Exercise prompt:
Below are records to be output exactly, every one of them.

═════ Dataset ═════

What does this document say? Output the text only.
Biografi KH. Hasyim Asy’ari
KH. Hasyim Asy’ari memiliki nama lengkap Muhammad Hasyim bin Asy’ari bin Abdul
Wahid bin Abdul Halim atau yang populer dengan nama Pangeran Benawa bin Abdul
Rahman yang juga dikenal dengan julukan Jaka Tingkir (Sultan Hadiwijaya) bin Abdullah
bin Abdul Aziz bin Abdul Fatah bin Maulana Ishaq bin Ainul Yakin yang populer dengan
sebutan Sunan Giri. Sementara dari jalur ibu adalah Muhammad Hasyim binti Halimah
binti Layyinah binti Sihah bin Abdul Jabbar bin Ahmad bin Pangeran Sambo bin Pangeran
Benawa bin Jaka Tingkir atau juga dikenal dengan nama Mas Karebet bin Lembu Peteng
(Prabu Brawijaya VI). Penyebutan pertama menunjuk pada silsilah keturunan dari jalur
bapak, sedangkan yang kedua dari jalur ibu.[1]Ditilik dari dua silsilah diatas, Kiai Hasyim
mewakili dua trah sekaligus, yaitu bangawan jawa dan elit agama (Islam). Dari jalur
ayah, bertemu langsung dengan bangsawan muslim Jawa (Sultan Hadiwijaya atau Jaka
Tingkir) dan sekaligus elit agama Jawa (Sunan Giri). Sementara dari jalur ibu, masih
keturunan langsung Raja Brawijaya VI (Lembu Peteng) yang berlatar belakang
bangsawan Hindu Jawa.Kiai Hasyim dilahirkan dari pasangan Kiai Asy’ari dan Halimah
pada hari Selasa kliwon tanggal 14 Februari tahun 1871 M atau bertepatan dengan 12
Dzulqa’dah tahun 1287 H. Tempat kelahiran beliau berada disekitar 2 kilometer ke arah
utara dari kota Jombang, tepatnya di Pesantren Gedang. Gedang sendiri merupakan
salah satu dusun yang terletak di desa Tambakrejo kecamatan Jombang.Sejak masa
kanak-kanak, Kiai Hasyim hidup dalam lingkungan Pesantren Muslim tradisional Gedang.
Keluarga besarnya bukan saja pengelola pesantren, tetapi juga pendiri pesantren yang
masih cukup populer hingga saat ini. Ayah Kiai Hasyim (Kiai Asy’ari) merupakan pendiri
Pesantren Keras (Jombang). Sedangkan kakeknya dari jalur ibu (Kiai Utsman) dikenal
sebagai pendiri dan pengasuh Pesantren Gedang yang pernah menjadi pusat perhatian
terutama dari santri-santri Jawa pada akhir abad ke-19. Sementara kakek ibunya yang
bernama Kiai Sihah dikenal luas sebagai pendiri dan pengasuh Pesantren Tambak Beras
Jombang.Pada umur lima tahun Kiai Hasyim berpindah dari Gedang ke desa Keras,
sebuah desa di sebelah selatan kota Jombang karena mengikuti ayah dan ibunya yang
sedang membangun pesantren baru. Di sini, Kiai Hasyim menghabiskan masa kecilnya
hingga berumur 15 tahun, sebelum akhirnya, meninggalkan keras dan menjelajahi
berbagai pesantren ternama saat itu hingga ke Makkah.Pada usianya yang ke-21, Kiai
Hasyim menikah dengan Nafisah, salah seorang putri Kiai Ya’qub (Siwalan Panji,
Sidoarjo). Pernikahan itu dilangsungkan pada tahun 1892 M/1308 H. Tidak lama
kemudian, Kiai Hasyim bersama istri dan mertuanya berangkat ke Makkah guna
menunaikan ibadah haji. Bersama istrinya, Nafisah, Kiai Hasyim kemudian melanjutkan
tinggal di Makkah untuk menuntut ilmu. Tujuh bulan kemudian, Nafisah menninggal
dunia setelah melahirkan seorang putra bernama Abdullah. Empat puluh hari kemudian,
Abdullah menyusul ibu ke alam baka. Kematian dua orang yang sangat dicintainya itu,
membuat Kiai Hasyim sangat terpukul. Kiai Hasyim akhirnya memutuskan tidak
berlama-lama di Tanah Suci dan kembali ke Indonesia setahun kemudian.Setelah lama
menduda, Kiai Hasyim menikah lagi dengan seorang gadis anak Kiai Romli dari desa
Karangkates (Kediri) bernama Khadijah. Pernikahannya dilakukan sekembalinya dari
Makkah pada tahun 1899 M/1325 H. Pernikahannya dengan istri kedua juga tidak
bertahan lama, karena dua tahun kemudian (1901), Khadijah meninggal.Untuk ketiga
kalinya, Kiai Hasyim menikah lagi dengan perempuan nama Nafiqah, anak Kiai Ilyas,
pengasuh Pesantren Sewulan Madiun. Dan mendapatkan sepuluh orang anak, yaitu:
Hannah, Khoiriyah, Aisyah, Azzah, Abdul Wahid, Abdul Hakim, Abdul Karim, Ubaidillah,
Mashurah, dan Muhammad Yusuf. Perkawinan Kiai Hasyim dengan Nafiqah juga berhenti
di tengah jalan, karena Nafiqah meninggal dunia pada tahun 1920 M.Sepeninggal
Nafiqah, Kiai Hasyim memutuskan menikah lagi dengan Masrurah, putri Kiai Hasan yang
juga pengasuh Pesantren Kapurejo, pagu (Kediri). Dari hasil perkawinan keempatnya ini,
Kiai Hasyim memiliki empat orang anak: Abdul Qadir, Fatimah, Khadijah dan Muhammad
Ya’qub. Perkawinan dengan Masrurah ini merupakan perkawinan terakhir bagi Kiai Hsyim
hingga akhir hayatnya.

═════

Problem solution:
What does this document say? Output the text only.
Biografi KH. Hasyim Asy’ari
KH. Hasyim Asy’ari memiliki nama lengkap Muhammad Hasyim bin Asy’ari bin Abdul
Wahid bin Abdul Halim atau yang populer dengan nama Pangeran Benawa bin Abdul
Rahman yang juga dikenal dengan julukan Jaka Tingkir (Sultan Hadiwijaya) bin Abdullah
bin Abdul Aziz bin Abdul Fatah bin Maulana Ishaq bin Ainul Yakin yang populer dengan
sebutan Sunan Giri. Sementara dari jalur ibu adalah Muhammad Hasyim binti Halimah
binti Layyinah binti Sihah bin Abdul Jabbar bin Ahmad bin Pangeran Sambo bin Pangeran
Benawa bin Jaka Tingkir atau juga dikenal dengan nama Mas Karebet bin Lembu Peteng
(Prabu Brawijaya VI). Penyebutan pertama menunjuk pada silsilah keturunan dari jalur
bapak, sedangkan yang kedua dari jalur ibu.[1]Ditilik dari dua silsilah diatas, Kiai Hasyim
mewakili dua trah sekaligus, yaitu bangawan jawa dan elit agama (Islam). Dari jalur
ayah, bertemu langsung dengan bangsawan muslim Jawa (Sultan Hadiwijaya atau Jaka
Tingkir) dan sekaligus elit agama Jawa (Sunan Giri). Sementara dari jalur ibu, masih
keturunan langsung Raja Brawijaya VI (Lembu Peteng) yang berlatar belakang
bangsawan Hindu Jawa.Kiai Hasyim dilahirkan dari pasangan Kiai Asy’ari dan Halimah
pada hari Selasa kliwon tanggal 14 Februari tahun 1871 M atau bertepatan dengan 12
Dzulqa’dah tahun 1287 H. Tempat kelahiran beliau berada disekitar 2 kilometer ke arah
utara dari kota Jombang, tepatnya di Pesantren Gedang. Gedang sendiri merupakan
salah satu dusun yang terletak di desa Tambakrejo kecamatan Jombang.Sejak masa
kanak-kanak, Kiai Hasyim hidup dalam lingkungan Pesantren Muslim tradisional Gedang.
Keluarga besarnya bukan saja pengelola pesantren, tetapi juga pendiri pesantren yang
masih cukup populer hingga saat ini. Ayah Kiai Hasyim (Kiai Asy’ari) merupakan pendiri
Pesantren Keras (Jombang). Sedangkan kakeknya dari jalur ibu (Kiai Utsman) dikenal
sebagai pendiri dan pengasuh Pesantren Gedang yang pernah menjadi pusat perhatian
terutama dari santri-santri Jawa pada akhir abad ke-19. Sementara kakek ibunya yang
bernama Kiai Sihah dikenal luas sebagai pendiri dan pengasuh Pesantren Tambak Beras
Jombang.Pada umur lima tahun Kiai Hasyim berpindah dari Gedang ke desa Keras,
sebuah desa di sebelah selatan kota Jombang karena mengikuti ayah dan ibunya yang
sedang membangun pesantren baru. Di sini, Kiai Hasyim menghabiskan masa kecilnya
hingga berumur 15 tahun, sebelum akhirnya, meninggalkan keras dan menjelajahi
berbagai pesantren ternama saat itu hingga ke Makkah.Pada usianya yang ke-21, Kiai
Hasyim menikah dengan Nafisah, salah seorang putri Kiai Ya’qub (Siwalan Panji,
Sidoarjo). Pernikahan itu dilangsungkan pada tahun 1892 M/1308 H. Tidak lama
kemudian, Kiai Hasyim bersama istri dan mertuanya berangkat ke Makkah guna
menunaikan ibadah haji. Bersama istrinya, Nafisah, Kiai Hasyim kemudian melanjutkan
tinggal di Makkah untuk menuntut ilmu. Tujuh bulan kemudian, Nafisah menninggal
dunia setelah melahirkan seorang putra bernama Abdullah. Empat puluh hari kemudian,
Abdullah menyusul ibu ke alam baka. Kematian dua orang yang sangat dicintainya itu,
membuat Kiai Hasyim sangat terpukul. Kiai Hasyim akhirnya memutuskan tidak
berlama-lama di Tanah Suci dan kembali ke Indonesia setahun kemudian.Setelah lama
menduda, Kiai Hasyim menikah lagi dengan seorang gadis anak Kiai Romli dari desa
Karangkates (Kediri) bernama Khadijah. Pernikahannya dilakukan sekembalinya dari
Makkah pada tahun 1899 M/1325 H. Pernikahannya dengan istri kedua juga tidak
bertahan lama, karena dua tahun kemudian (1901), Khadijah meninggal.Untuk ketiga
kalinya, Kiai Hasyim menikah lagi dengan perempuan nama Nafiqah, anak Kiai Ilyas,
pengasuh Pesantren Sewulan Madiun. Dan mendapatkan sepuluh orang anak, yaitu:
Hannah, Khoiriyah, Aisyah, Azzah, Abdul Wahid, Abdul Hakim, Abdul Karim, Ubaidillah,
Mashurah, dan Muhammad Yusuf. Perkawinan Kiai Hasyim dengan Nafiqah juga berhenti
di tengah jalan, karena Nafiqah meninggal dunia pada tahun 1920 M.Sepeninggal
Nafiqah, Kiai Hasyim memutuskan menikah lagi dengan Masrurah, putri Kiai Hasan yang
juga pengasuh Pesantren Kapurejo, pagu (Kediri). Dari hasil perkawinan keempatnya ini,
Kiai Hasyim memiliki empat orang anak: Abdul Qadir, Fatimah, Khadijah dan Muhammad
Ya’qub. Perkawinan dengan Masrurah ini merupakan perkawinan terakhir bagi Kiai Hsyim
hingga akhir hayatnya.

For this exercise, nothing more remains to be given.